>>>
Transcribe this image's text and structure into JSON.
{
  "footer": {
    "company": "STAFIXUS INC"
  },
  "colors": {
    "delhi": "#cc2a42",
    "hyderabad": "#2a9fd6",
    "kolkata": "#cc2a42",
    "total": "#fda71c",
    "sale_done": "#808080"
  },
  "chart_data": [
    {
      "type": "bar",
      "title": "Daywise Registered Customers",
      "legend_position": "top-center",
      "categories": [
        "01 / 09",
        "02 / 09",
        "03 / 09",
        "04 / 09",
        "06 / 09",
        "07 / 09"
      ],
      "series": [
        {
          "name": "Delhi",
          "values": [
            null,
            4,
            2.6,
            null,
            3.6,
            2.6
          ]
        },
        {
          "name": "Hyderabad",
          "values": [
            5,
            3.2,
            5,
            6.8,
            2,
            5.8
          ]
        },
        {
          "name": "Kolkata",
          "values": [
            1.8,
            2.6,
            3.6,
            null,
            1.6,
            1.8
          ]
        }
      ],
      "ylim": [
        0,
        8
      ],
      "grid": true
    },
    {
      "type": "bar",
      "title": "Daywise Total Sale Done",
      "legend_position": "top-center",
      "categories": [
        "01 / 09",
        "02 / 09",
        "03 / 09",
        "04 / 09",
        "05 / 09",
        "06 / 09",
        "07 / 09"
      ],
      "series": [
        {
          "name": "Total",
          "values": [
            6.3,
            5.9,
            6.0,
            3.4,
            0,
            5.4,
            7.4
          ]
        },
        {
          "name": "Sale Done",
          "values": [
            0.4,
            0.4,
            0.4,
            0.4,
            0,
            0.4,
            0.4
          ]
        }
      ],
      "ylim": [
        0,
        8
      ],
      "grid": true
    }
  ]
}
<<<
Take the entries above and transcribe them in full.

Transcribe this image's text and structure into JSON.
{
  "footer": {
    "company": "STAFIXUS INC"
  },
  "colors": {
    "delhi": "#cc2a42",
    "hyderabad": "#2a9fd6",
    "kolkata": "#cc2a42",
    "total": "#fda71c",
    "sale_done": "#808080"
  },
  "chart_data": [
    {
      "type": "bar",
      "title": "Daywise Registered Customers",
      "legend_position": "top-center",
      "categories": [
        "01 / 09",
        "02 / 09",
        "03 / 09",
        "04 / 09",
        "06 / 09",
        "07 / 09"
      ],
      "series": [
        {
          "name": "Delhi",
          "values": [
            null,
            4,
            2.6,
            null,
            3.6,
            2.6
          ]
        },
        {
          "name": "Hyderabad",
          "values": [
            5,
            3.2,
            5,
            6.8,
            2,
            5.8
          ]
        },
        {
          "name": "Kolkata",
          "values": [
            1.8,
            2.6,
            3.6,
            null,
            1.6,
            1.8
          ]
        }
      ],
      "ylim": [
        0,
        8
      ],
      "grid": true
    },
    {
      "type": "bar",
      "title": "Daywise Total Sale Done",
      "legend_position": "top-center",
      "categories": [
        "01 / 09",
        "02 / 09",
        "03 / 09",
        "04 / 09",
        "05 / 09",
        "06 / 09",
        "07 / 09"
      ],
      "series": [
        {
          "name": "Total",
          "values": [
            6.3,
            5.9,
            6.0,
            3.4,
            0,
            5.4,
            7.4
          ]
        },
        {
          "name": "Sale Done",
          "values": [
            0.4,
            0.4,
            0.4,
            0.4,
            0,
            0.4,
            0.4
          ]
        }
      ],
      "ylim": [
        0,
        8
      ],
      "grid": true
    }
  ]
}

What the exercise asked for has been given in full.